==== Data under study

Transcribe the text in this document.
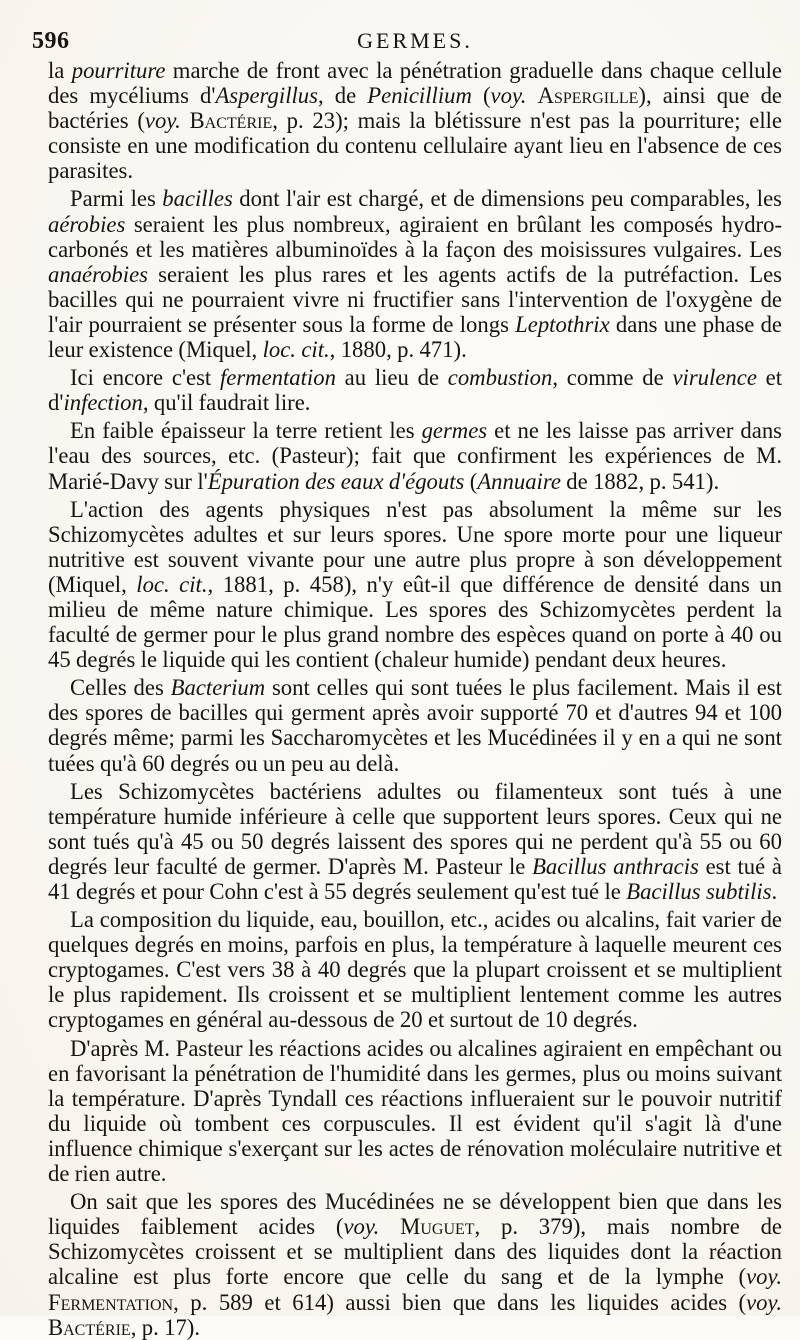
596	GERMES.

la pourriture marche de front avec la pénétration graduelle dans chaque cellule des mycéliums d'Aspergillus, de Penicillium (voy. Aspergille), ainsi que de bactéries (voy. Bactérie, p. 23); mais la blétissure n'est pas la pourriture; elle consiste en une modification du contenu cellulaire ayant lieu en l'absence de ces parasites.

Parmi les bacilles dont l'air est chargé, et de dimensions peu comparables, les aérobies seraient les plus nombreux, agiraient en brûlant les composés hydro-carbonés et les matières albuminoïdes à la façon des moisissures vulgaires. Les anaérobies seraient les plus rares et les agents actifs de la putréfaction. Les bacilles qui ne pourraient vivre ni fructifier sans l'intervention de l'oxygène de l'air pourraient se présenter sous la forme de longs Leptothrix dans une phase de leur existence (Miquel, loc. cit., 1880, p. 471).

Ici encore c'est fermentation au lieu de combustion, comme de virulence et d'infection, qu'il faudrait lire.

En faible épaisseur la terre retient les germes et ne les laisse pas arriver dans l'eau des sources, etc. (Pasteur); fait que confirment les expériences de M. Marié-Davy sur l'Épuration des eaux d'égouts (Annuaire de 1882, p. 541).

L'action des agents physiques n'est pas absolument la même sur les Schizomycètes adultes et sur leurs spores. Une spore morte pour une liqueur nutritive est souvent vivante pour une autre plus propre à son développement (Miquel, loc. cit., 1881, p. 458), n'y eût-il que différence de densité dans un milieu de même nature chimique. Les spores des Schizomycètes perdent la faculté de germer pour le plus grand nombre des espèces quand on porte à 40 ou 45 degrés le liquide qui les contient (chaleur humide) pendant deux heures.

Celles des Bacterium sont celles qui sont tuées le plus facilement. Mais il est des spores de bacilles qui germent après avoir supporté 70 et d'autres 94 et 100 degrés même; parmi les Saccharomycètes et les Mucédinées il y en a qui ne sont tuées qu'à 60 degrés ou un peu au delà.

Les Schizomycètes bactériens adultes ou filamenteux sont tués à une température humide inférieure à celle que supportent leurs spores. Ceux qui ne sont tués qu'à 45 ou 50 degrés laissent des spores qui ne perdent qu'à 55 ou 60 degrés leur faculté de germer. D'après M. Pasteur le Bacillus anthracis est tué à 41 degrés et pour Cohn c'est à 55 degrés seulement qu'est tué le Bacillus subtilis.

La composition du liquide, eau, bouillon, etc., acides ou alcalins, fait varier de quelques degrés en moins, parfois en plus, la température à laquelle meurent ces cryptogames. C'est vers 38 à 40 degrés que la plupart croissent et se multiplient le plus rapidement. Ils croissent et se multiplient lentement comme les autres cryptogames en général au-dessous de 20 et surtout de 10 degrés.

D'après M. Pasteur les réactions acides ou alcalines agiraient en empêchant ou en favorisant la pénétration de l'humidité dans les germes, plus ou moins suivant la température. D'après Tyndall ces réactions influeraient sur le pouvoir nutritif du liquide où tombent ces corpuscules. Il est évident qu'il s'agit là d'une influence chimique s'exerçant sur les actes de rénovation moléculaire nutritive et de rien autre.

On sait que les spores des Mucédinées ne se développent bien que dans les liquides faiblement acides (voy. Muguet, p. 379), mais nombre de Schizomycètes croissent et se multiplient dans des liquides dont la réaction alcaline est plus forte encore que celle du sang et de la lymphe (voy. Fermentation, p. 589 et 614) aussi bien que dans les liquides acides (voy. Bactérie, p. 17).
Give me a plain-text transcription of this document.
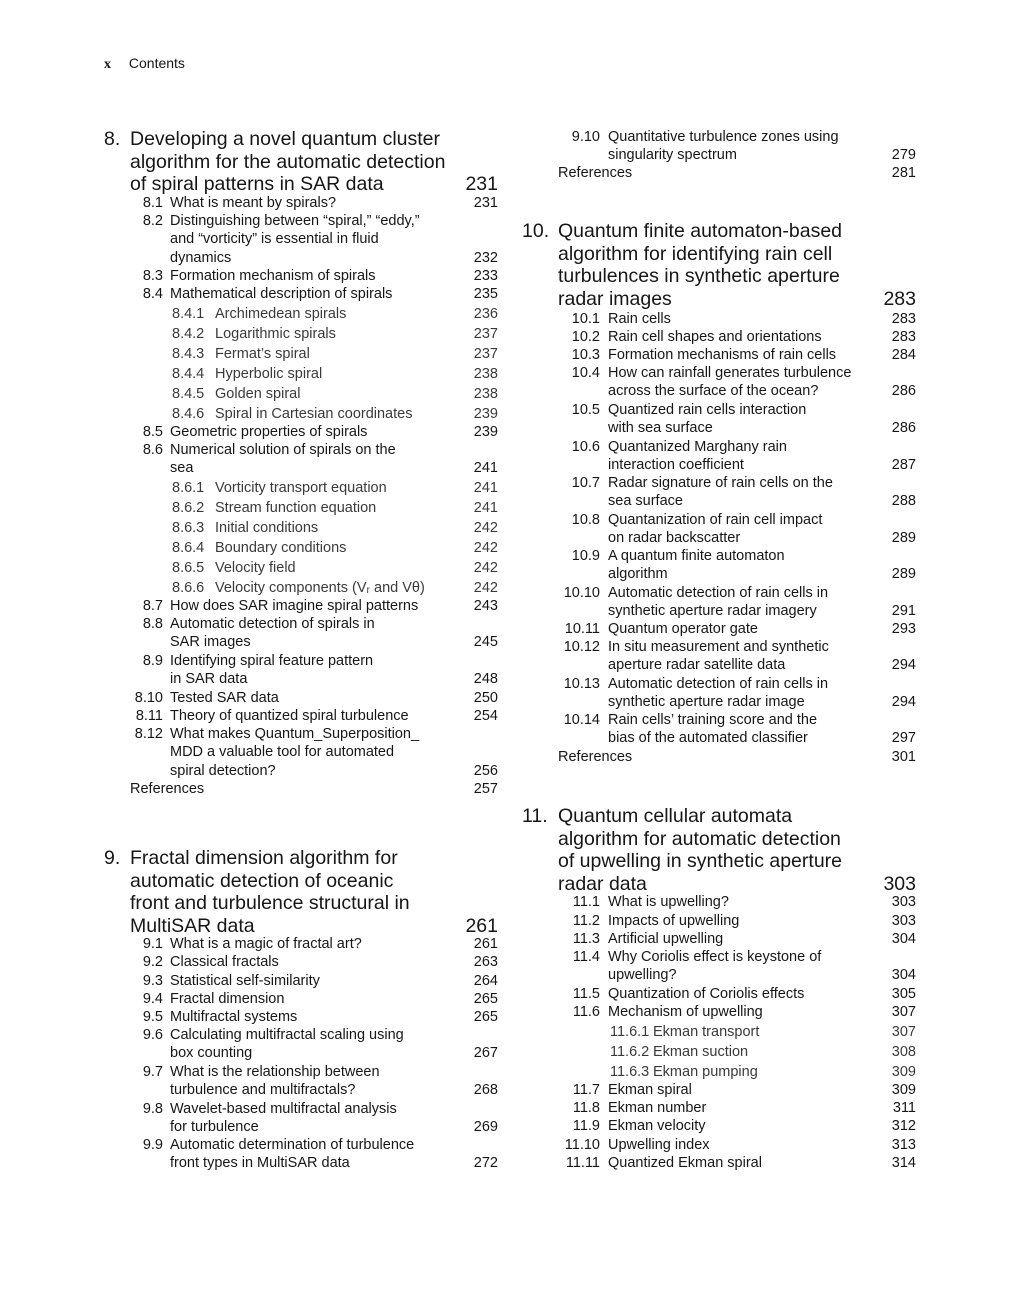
x Contents
8. Developing a novel quantum cluster
algorithm for the automatic detection
of spiral patterns in SAR data	231
8.1 What is meant by spirals?	231
8.2 Distinguishing between “spiral,” “eddy,”
and “vorticity” is essential in fluid
dynamics	232
8.3 Formation mechanism of spirals	233
8.4 Mathematical description of spirals	235
8.4.1 Archimedean spirals	236
8.4.2 Logarithmic spirals	237
8.4.3 Fermat’s spiral	237
8.4.4 Hyperbolic spiral	238
8.4.5 Golden spiral	238
8.4.6 Spiral in Cartesian coordinates	239
8.5 Geometric properties of spirals	239
8.6 Numerical solution of spirals on the
sea	241
8.6.1 Vorticity transport equation	241
8.6.2 Stream function equation	241
8.6.3 Initial conditions	242
8.6.4 Boundary conditions	242
8.6.5 Velocity field	242
8.6.6 Velocity components (Vᵣ and Vθ)	242
8.7 How does SAR imagine spiral patterns	243
8.8 Automatic detection of spirals in
SAR images	245
8.9 Identifying spiral feature pattern
in SAR data	248
8.10 Tested SAR data	250
8.11 Theory of quantized spiral turbulence	254
8.12 What makes Quantum_Superposition_
MDD a valuable tool for automated
spiral detection?	256
References	257
9. Fractal dimension algorithm for
automatic detection of oceanic
front and turbulence structural in
MultiSAR data	261
9.1 What is a magic of fractal art?	261
9.2 Classical fractals	263
9.3 Statistical self-similarity	264
9.4 Fractal dimension	265
9.5 Multifractal systems	265
9.6 Calculating multifractal scaling using
box counting	267
9.7 What is the relationship between
turbulence and multifractals?	268
9.8 Wavelet-based multifractal analysis
for turbulence	269
9.9 Automatic determination of turbulence
front types in MultiSAR data	272
9.10 Quantitative turbulence zones using
singularity spectrum	279
References	281
10. Quantum finite automaton-based
algorithm for identifying rain cell
turbulences in synthetic aperture
radar images	283
10.1 Rain cells	283
10.2 Rain cell shapes and orientations	283
10.3 Formation mechanisms of rain cells	284
10.4 How can rainfall generates turbulence
across the surface of the ocean?	286
10.5 Quantized rain cells interaction
with sea surface	286
10.6 Quantanized Marghany rain
interaction coefficient	287
10.7 Radar signature of rain cells on the
sea surface	288
10.8 Quantanization of rain cell impact
on radar backscatter	289
10.9 A quantum finite automaton
algorithm	289
10.10 Automatic detection of rain cells in
synthetic aperture radar imagery	291
10.11 Quantum operator gate	293
10.12 In situ measurement and synthetic
aperture radar satellite data	294
10.13 Automatic detection of rain cells in
synthetic aperture radar image	294
10.14 Rain cells’ training score and the
bias of the automated classifier	297
References	301
11. Quantum cellular automata
algorithm for automatic detection
of upwelling in synthetic aperture
radar data	303
11.1 What is upwelling?	303
11.2 Impacts of upwelling	303
11.3 Artificial upwelling	304
11.4 Why Coriolis effect is keystone of
upwelling?	304
11.5 Quantization of Coriolis effects	305
11.6 Mechanism of upwelling	307
11.6.1 Ekman transport	307
11.6.2 Ekman suction	308
11.6.3 Ekman pumping	309
11.7 Ekman spiral	309
11.8 Ekman number	311
11.9 Ekman velocity	312
11.10 Upwelling index	313
11.11 Quantized Ekman spiral	314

========

Reprint each of the records exactly and skip the images.

Transcribe the text in this document.
596	GERMES.

la pourriture marche de front avec la pénétration graduelle dans chaque cellule des mycéliums d'Aspergillus, de Penicillium (voy. Aspergille), ainsi que de bactéries (voy. Bactérie, p. 23); mais la blétissure n'est pas la pourriture; elle consiste en une modification du contenu cellulaire ayant lieu en l'absence de ces parasites.

Parmi les bacilles dont l'air est chargé, et de dimensions peu comparables, les aérobies seraient les plus nombreux, agiraient en brûlant les composés hydro-carbonés et les matières albuminoïdes à la façon des moisissures vulgaires. Les anaérobies seraient les plus rares et les agents actifs de la putréfaction. Les bacilles qui ne pourraient vivre ni fructifier sans l'intervention de l'oxygène de l'air pourraient se présenter sous la forme de longs Leptothrix dans une phase de leur existence (Miquel, loc. cit., 1880, p. 471).

Ici encore c'est fermentation au lieu de combustion, comme de virulence et d'infection, qu'il faudrait lire.

En faible épaisseur la terre retient les germes et ne les laisse pas arriver dans l'eau des sources, etc. (Pasteur); fait que confirment les expériences de M. Marié-Davy sur l'Épuration des eaux d'égouts (Annuaire de 1882, p. 541).

L'action des agents physiques n'est pas absolument la même sur les Schizomycètes adultes et sur leurs spores. Une spore morte pour une liqueur nutritive est souvent vivante pour une autre plus propre à son développement (Miquel, loc. cit., 1881, p. 458), n'y eût-il que différence de densité dans un milieu de même nature chimique. Les spores des Schizomycètes perdent la faculté de germer pour le plus grand nombre des espèces quand on porte à 40 ou 45 degrés le liquide qui les contient (chaleur humide) pendant deux heures.

Celles des Bacterium sont celles qui sont tuées le plus facilement. Mais il est des spores de bacilles qui germent après avoir supporté 70 et d'autres 94 et 100 degrés même; parmi les Saccharomycètes et les Mucédinées il y en a qui ne sont tuées qu'à 60 degrés ou un peu au delà.

Les Schizomycètes bactériens adultes ou filamenteux sont tués à une température humide inférieure à celle que supportent leurs spores. Ceux qui ne sont tués qu'à 45 ou 50 degrés laissent des spores qui ne perdent qu'à 55 ou 60 degrés leur faculté de germer. D'après M. Pasteur le Bacillus anthracis est tué à 41 degrés et pour Cohn c'est à 55 degrés seulement qu'est tué le Bacillus subtilis.

La composition du liquide, eau, bouillon, etc., acides ou alcalins, fait varier de quelques degrés en moins, parfois en plus, la température à laquelle meurent ces cryptogames. C'est vers 38 à 40 degrés que la plupart croissent et se multiplient le plus rapidement. Ils croissent et se multiplient lentement comme les autres cryptogames en général au-dessous de 20 et surtout de 10 degrés.

D'après M. Pasteur les réactions acides ou alcalines agiraient en empêchant ou en favorisant la pénétration de l'humidité dans les germes, plus ou moins suivant la température. D'après Tyndall ces réactions influeraient sur le pouvoir nutritif du liquide où tombent ces corpuscules. Il est évident qu'il s'agit là d'une influence chimique s'exerçant sur les actes de rénovation moléculaire nutritive et de rien autre.

On sait que les spores des Mucédinées ne se développent bien que dans les liquides faiblement acides (voy. Muguet, p. 379), mais nombre de Schizomycètes croissent et se multiplient dans des liquides dont la réaction alcaline est plus forte encore que celle du sang et de la lymphe (voy. Fermentation, p. 589 et 614) aussi bien que dans les liquides acides (voy. Bactérie, p. 17).
Give me a plain-text transcription of this document.
x Contents
8. Developing a novel quantum cluster
algorithm for the automatic detection
of spiral patterns in SAR data	231
8.1 What is meant by spirals?	231
8.2 Distinguishing between “spiral,” “eddy,”
and “vorticity” is essential in fluid
dynamics	232
8.3 Formation mechanism of spirals	233
8.4 Mathematical description of spirals	235
8.4.1 Archimedean spirals	236
8.4.2 Logarithmic spirals	237
8.4.3 Fermat’s spiral	237
8.4.4 Hyperbolic spiral	238
8.4.5 Golden spiral	238
8.4.6 Spiral in Cartesian coordinates	239
8.5 Geometric properties of spirals	239
8.6 Numerical solution of spirals on the
sea	241
8.6.1 Vorticity transport equation	241
8.6.2 Stream function equation	241
8.6.3 Initial conditions	242
8.6.4 Boundary conditions	242
8.6.5 Velocity field	242
8.6.6 Velocity components (Vᵣ and Vθ)	242
8.7 How does SAR imagine spiral patterns	243
8.8 Automatic detection of spirals in
SAR images	245
8.9 Identifying spiral feature pattern
in SAR data	248
8.10 Tested SAR data	250
8.11 Theory of quantized spiral turbulence	254
8.12 What makes Quantum_Superposition_
MDD a valuable tool for automated
spiral detection?	256
References	257
9. Fractal dimension algorithm for
automatic detection of oceanic
front and turbulence structural in
MultiSAR data	261
9.1 What is a magic of fractal art?	261
9.2 Classical fractals	263
9.3 Statistical self-similarity	264
9.4 Fractal dimension	265
9.5 Multifractal systems	265
9.6 Calculating multifractal scaling using
box counting	267
9.7 What is the relationship between
turbulence and multifractals?	268
9.8 Wavelet-based multifractal analysis
for turbulence	269
9.9 Automatic determination of turbulence
front types in MultiSAR data	272
9.10 Quantitative turbulence zones using
singularity spectrum	279
References	281
10. Quantum finite automaton-based
algorithm for identifying rain cell
turbulences in synthetic aperture
radar images	283
10.1 Rain cells	283
10.2 Rain cell shapes and orientations	283
10.3 Formation mechanisms of rain cells	284
10.4 How can rainfall generates turbulence
across the surface of the ocean?	286
10.5 Quantized rain cells interaction
with sea surface	286
10.6 Quantanized Marghany rain
interaction coefficient	287
10.7 Radar signature of rain cells on the
sea surface	288
10.8 Quantanization of rain cell impact
on radar backscatter	289
10.9 A quantum finite automaton
algorithm	289
10.10 Automatic detection of rain cells in
synthetic aperture radar imagery	291
10.11 Quantum operator gate	293
10.12 In situ measurement and synthetic
aperture radar satellite data	294
10.13 Automatic detection of rain cells in
synthetic aperture radar image	294
10.14 Rain cells’ training score and the
bias of the automated classifier	297
References	301
11. Quantum cellular automata
algorithm for automatic detection
of upwelling in synthetic aperture
radar data	303
11.1 What is upwelling?	303
11.2 Impacts of upwelling	303
11.3 Artificial upwelling	304
11.4 Why Coriolis effect is keystone of
upwelling?	304
11.5 Quantization of Coriolis effects	305
11.6 Mechanism of upwelling	307
11.6.1 Ekman transport	307
11.6.2 Ekman suction	308
11.6.3 Ekman pumping	309
11.7 Ekman spiral	309
11.8 Ekman number	311
11.9 Ekman velocity	312
11.10 Upwelling index	313
11.11 Quantized Ekman spiral	314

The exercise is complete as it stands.